PAGE EXCERPT
Wear optimization of highly stressed shaping tools


20 – 30% of tools in bulk forming are manufactured from cemented carbides. In a conventional manufacturing process standardized carbide blanks are made first. These blanks are tooled by costly and complex procedures to achieve the final geometry of the forming tool. This process chain includes two cost-intensive steps, generating and cutting of cemented carbides, compensating each other in the overall process. An additional coating increases durability to wear. Since surface quality of tools in bulk forming affects the quality of work pieces significantly, forming tools are finished by burnishing. Burnishing of the tool surface is usually carried out by expert employees.


This project aims on substituting generating and cutting of cemented carbide blanks by additive manufacturing. In this stage of production a near-net-shape blank (NNS-blank) is generated directly from carbide powder. This can be achieved by different additive manufacturing processes as 3D-metal-printing or by procedures with a negative mould of the NNS-blank. When using a negative mould, the powder can be additionally compressed by machine hammer peening (MHP) before sintering. By the use of additive manufacturing a time and cost advantage is spawned over the conventional process. The application of machine hammer peening to finish tool surfaces provides further time and technological benefits. By achieving comparable surface characteristics, MHP requires just a fractional amount of time as manual burnishing. Further more, specific tool areas can be designed stress-related using an increase of hardness by cold forming and placing residual stresses.

GIVEN INFORMATION
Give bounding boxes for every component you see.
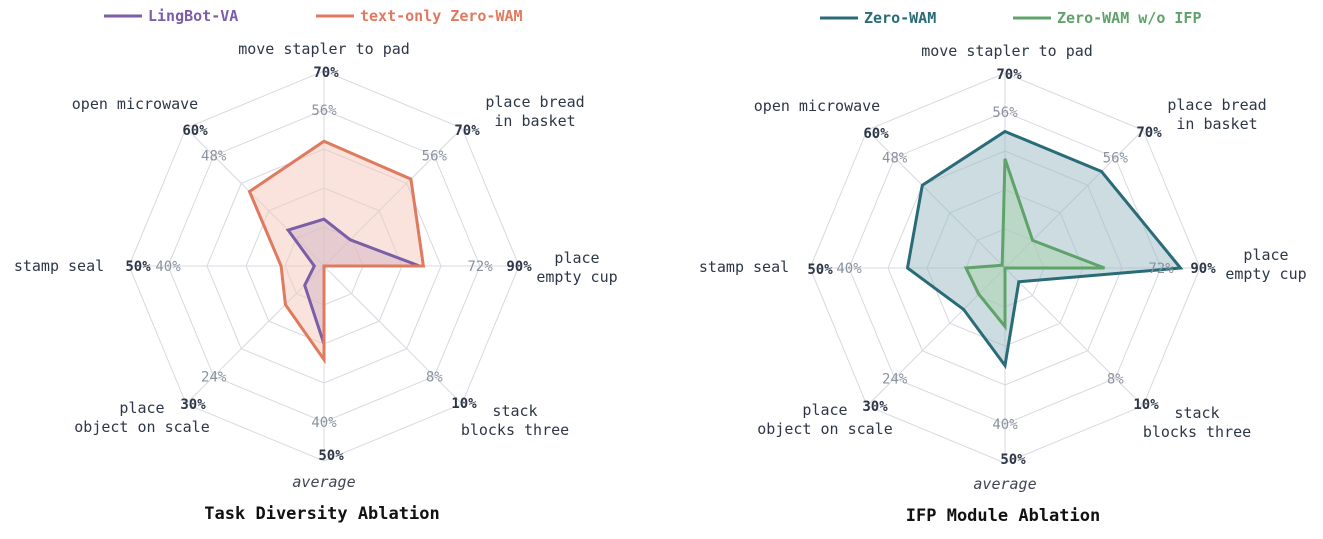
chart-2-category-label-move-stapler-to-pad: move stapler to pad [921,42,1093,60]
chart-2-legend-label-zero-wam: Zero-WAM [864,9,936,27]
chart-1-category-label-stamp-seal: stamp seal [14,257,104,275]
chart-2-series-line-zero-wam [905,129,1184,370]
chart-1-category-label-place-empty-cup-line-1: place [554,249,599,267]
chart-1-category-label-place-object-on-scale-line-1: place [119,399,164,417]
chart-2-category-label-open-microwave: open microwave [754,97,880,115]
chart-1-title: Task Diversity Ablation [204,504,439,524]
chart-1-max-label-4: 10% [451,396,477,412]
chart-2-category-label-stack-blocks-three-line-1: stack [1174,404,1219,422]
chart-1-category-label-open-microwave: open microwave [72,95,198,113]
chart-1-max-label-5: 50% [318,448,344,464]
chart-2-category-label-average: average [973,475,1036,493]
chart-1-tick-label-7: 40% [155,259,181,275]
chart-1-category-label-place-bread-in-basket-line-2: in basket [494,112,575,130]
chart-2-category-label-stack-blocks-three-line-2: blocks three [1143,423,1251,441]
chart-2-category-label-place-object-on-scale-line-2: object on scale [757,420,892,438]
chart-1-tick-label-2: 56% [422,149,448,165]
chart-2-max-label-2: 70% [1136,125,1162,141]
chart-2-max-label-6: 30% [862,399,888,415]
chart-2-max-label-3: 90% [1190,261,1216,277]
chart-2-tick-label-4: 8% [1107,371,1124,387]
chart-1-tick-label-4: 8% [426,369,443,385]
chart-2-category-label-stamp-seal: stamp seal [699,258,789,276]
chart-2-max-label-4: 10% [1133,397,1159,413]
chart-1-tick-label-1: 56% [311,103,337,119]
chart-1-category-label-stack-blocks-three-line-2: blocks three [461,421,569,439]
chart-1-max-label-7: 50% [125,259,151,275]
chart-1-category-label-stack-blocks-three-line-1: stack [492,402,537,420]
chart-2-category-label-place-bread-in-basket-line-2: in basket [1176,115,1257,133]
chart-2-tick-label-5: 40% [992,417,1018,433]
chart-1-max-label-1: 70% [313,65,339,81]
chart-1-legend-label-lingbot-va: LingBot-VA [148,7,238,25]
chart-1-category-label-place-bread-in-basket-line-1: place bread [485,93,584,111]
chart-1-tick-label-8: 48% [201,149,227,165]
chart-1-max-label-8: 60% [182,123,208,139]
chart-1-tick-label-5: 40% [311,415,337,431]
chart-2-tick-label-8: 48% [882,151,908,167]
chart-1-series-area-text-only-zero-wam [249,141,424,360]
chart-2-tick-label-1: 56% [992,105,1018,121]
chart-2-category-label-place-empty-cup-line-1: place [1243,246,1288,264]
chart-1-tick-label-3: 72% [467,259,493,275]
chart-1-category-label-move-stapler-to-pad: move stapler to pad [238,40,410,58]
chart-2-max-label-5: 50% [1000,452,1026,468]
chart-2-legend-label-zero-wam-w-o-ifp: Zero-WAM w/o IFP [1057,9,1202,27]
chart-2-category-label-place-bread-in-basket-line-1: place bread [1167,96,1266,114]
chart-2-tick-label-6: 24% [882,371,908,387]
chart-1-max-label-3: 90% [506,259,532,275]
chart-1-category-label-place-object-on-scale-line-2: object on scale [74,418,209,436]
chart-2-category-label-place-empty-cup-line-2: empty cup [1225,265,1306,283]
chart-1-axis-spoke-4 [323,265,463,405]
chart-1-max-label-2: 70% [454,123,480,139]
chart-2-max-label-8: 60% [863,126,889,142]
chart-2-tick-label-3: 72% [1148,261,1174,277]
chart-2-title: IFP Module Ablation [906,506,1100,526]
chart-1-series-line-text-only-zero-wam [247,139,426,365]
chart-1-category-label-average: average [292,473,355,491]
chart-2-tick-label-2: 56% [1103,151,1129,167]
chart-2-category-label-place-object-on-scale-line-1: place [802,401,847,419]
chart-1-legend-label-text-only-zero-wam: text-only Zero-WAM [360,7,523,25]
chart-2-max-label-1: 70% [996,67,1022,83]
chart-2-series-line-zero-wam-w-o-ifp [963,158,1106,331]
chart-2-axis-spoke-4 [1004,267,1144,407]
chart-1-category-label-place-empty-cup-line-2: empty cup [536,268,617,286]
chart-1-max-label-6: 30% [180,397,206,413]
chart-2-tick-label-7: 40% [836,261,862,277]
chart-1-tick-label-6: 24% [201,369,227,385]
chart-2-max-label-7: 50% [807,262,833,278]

==

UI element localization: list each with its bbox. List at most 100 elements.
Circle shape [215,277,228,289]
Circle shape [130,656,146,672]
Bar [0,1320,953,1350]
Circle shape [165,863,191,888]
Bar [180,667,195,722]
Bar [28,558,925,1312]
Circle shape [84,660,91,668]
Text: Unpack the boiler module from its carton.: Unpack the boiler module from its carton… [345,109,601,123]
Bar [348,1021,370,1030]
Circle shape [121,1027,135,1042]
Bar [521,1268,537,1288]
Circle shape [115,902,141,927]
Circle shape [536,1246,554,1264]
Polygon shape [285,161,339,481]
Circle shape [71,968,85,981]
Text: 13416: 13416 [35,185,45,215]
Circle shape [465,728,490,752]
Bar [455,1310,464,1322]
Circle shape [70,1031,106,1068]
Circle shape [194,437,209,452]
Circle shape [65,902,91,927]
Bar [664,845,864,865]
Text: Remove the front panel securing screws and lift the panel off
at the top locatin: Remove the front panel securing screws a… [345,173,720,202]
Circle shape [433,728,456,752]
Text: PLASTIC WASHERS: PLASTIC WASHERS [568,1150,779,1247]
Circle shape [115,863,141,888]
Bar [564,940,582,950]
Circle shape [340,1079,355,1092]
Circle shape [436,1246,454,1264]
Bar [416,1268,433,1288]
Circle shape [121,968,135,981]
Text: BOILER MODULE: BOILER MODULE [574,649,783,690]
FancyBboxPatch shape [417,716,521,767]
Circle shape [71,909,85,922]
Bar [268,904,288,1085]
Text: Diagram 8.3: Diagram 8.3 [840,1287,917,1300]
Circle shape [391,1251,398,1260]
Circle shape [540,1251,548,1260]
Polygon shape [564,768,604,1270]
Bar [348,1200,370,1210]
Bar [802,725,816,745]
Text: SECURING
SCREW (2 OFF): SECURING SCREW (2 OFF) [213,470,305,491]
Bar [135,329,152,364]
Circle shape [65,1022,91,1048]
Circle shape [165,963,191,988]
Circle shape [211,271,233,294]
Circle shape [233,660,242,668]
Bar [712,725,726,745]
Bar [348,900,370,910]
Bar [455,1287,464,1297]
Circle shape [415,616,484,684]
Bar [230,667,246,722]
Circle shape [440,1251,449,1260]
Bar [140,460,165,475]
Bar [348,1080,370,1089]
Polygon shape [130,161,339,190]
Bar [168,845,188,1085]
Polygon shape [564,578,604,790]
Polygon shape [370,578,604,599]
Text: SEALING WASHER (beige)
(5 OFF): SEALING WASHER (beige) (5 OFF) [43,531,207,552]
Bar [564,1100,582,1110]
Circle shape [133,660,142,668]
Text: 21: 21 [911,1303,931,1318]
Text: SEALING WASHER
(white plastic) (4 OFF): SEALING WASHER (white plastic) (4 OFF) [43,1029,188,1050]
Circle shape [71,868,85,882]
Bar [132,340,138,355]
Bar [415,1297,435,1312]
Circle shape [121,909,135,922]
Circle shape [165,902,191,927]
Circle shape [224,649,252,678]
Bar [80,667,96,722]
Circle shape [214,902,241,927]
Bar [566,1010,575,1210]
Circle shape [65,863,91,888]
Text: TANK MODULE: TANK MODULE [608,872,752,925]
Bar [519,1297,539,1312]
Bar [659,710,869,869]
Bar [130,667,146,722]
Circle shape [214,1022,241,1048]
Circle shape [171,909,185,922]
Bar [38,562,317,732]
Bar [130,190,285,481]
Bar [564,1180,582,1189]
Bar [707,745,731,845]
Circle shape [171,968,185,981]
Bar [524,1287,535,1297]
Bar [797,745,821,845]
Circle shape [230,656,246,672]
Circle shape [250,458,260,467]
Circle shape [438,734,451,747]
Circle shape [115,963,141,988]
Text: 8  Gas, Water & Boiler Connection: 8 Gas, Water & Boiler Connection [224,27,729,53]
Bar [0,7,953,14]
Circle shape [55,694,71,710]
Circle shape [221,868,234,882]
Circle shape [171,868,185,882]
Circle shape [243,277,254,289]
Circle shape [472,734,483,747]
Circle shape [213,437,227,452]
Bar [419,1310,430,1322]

---

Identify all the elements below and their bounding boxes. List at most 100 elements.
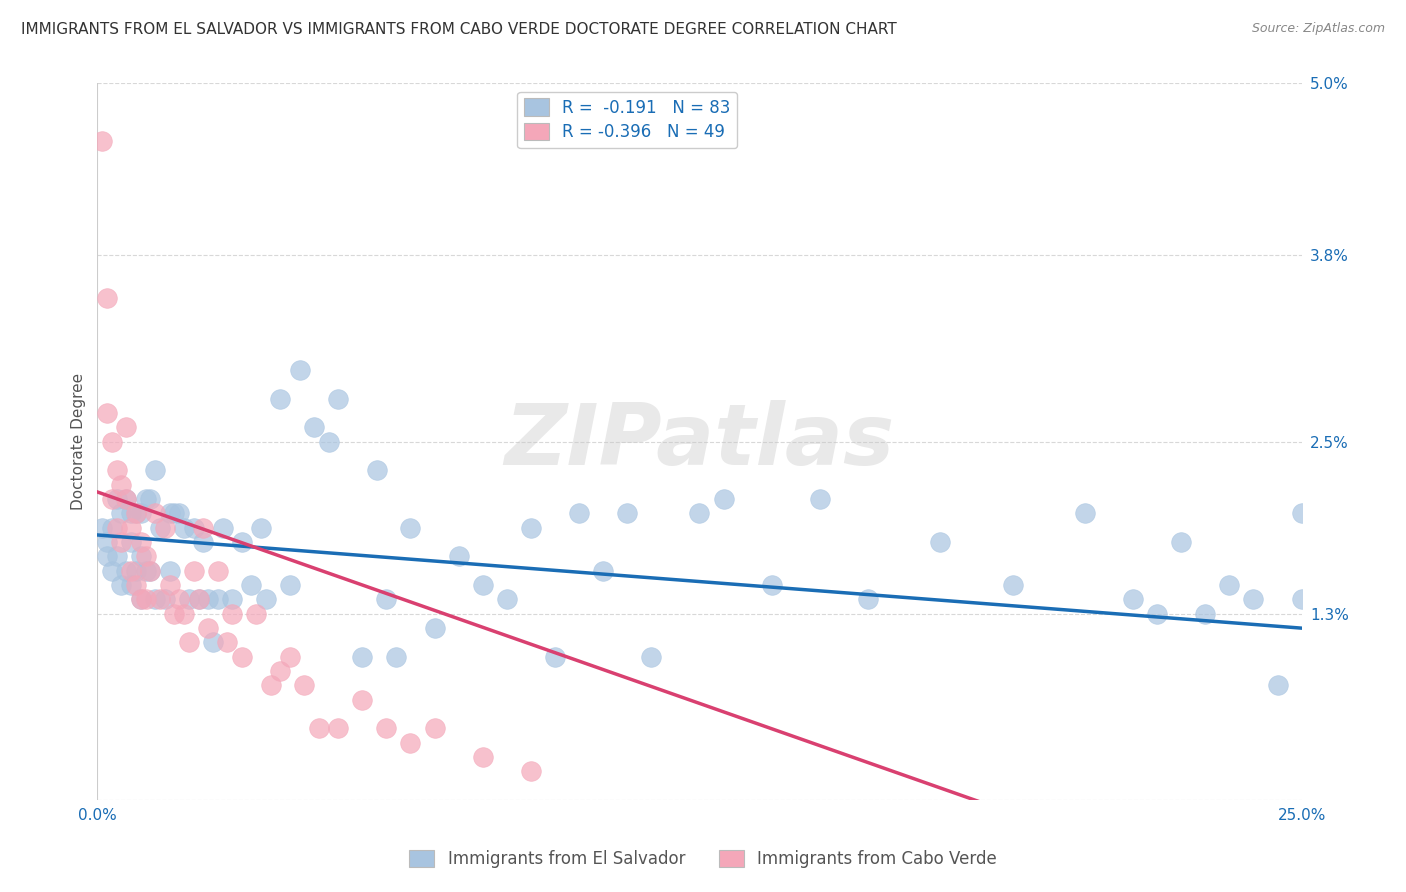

EXERCISES
1. Reproduce the full passage on wear optimization of highly stressed shaping tools, word for word.
2. In the entries, begin at the line that has "Give bounding boxes" and stop after the line that has "chart-2-series-line-zero-wam [905,129,1184,370]". Give those lines again with "stapler" swapped for "scissors", leave everything else as it is, and omit the picture.

RESPONSES TO THE EXERCISE
1.
Wear optimization of highly stressed shaping tools


20 – 30% of tools in bulk forming are manufactured from cemented carbides. In a conventional manufacturing process standardized carbide blanks are made first. These blanks are tooled by costly and complex procedures to achieve the final geometry of the forming tool. This process chain includes two cost-intensive steps, generating and cutting of cemented carbides, compensating each other in the overall process. An additional coating increases durability to wear. Since surface quality of tools in bulk forming affects the quality of work pieces significantly, forming tools are finished by burnishing. Burnishing of the tool surface is usually carried out by expert employees.


This project aims on substituting generating and cutting of cemented carbide blanks by additive manufacturing. In this stage of production a near-net-shape blank (NNS-blank) is generated directly from carbide powder. This can be achieved by different additive manufacturing processes as 3D-metal-printing or by procedures with a negative mould of the NNS-blank. When using a negative mould, the powder can be additionally compressed by machine hammer peening (MHP) before sintering. By the use of additive manufacturing a time and cost advantage is spawned over the conventional process. The application of machine hammer peening to finish tool surfaces provides further time and technological benefits. By achieving comparable surface characteristics, MHP requires just a fractional amount of time as manual burnishing. Further more, specific tool areas can be designed stress-related using an increase of hardness by cold forming and placing residual stresses.

2.
Give bounding boxes for every component you see.
chart-2-category-label-move-scissors-to-pad: move scissors to pad [921,42,1093,60]
chart-2-legend-label-zero-wam: Zero-WAM [864,9,936,27]
chart-1-category-label-stamp-seal: stamp seal [14,257,104,275]
chart-2-series-line-zero-wam [905,129,1184,370]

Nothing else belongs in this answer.